Read the lines that follow and tally those with the word "location"; give the number and nothing else.

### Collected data
[BEGIN]
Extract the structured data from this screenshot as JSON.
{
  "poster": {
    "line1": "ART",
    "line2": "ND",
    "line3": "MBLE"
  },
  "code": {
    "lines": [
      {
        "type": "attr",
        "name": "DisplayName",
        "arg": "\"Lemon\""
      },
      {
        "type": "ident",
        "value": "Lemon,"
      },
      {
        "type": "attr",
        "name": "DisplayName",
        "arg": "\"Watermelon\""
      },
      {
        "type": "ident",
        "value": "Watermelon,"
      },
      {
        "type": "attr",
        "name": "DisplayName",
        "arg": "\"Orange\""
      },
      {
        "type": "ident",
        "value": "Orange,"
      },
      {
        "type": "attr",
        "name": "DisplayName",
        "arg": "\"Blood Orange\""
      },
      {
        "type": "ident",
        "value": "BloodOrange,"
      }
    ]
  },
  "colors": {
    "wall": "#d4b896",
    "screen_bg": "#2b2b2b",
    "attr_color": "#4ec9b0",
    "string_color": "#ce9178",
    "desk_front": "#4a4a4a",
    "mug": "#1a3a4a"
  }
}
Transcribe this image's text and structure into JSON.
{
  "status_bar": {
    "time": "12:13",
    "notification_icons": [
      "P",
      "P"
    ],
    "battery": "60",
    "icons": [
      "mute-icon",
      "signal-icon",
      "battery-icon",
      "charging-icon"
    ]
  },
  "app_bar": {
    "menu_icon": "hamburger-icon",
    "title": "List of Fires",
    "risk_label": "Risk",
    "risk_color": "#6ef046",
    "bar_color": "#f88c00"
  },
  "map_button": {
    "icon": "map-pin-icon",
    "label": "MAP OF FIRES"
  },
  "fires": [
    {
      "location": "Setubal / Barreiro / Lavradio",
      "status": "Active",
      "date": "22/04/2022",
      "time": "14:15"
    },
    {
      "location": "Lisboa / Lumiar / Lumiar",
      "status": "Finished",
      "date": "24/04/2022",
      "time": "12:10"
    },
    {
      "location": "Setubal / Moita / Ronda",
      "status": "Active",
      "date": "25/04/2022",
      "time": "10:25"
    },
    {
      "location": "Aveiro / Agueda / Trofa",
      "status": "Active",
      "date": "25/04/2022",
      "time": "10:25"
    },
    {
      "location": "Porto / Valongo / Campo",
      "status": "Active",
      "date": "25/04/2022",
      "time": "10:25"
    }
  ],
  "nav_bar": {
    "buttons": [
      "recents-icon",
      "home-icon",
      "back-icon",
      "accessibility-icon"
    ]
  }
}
[END]
### Written response
5